In the listing that follows, count each line where the word "存在唯一的" appears; write nothing but the count.

————————

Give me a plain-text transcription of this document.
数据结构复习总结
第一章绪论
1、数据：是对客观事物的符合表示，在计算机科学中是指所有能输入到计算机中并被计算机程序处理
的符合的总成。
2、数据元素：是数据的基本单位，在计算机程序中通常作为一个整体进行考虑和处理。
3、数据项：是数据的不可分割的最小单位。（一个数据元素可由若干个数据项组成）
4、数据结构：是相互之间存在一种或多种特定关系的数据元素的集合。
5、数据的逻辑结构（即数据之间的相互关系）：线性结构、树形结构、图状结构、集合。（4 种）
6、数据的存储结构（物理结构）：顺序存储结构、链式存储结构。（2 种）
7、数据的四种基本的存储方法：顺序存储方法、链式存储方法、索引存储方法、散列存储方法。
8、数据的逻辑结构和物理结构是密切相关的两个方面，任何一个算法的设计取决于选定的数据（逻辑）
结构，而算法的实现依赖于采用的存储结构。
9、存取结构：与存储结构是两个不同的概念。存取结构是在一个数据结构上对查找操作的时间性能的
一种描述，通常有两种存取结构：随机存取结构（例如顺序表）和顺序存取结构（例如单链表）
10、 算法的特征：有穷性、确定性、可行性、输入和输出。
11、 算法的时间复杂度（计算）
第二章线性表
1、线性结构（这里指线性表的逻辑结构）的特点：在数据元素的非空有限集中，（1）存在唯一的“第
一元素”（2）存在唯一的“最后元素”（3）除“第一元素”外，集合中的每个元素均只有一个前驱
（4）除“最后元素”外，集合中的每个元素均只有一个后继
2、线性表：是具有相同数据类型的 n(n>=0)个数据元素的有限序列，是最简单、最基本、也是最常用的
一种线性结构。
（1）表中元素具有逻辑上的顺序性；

————————

RESPONSE TO THIS EXERCISE: 2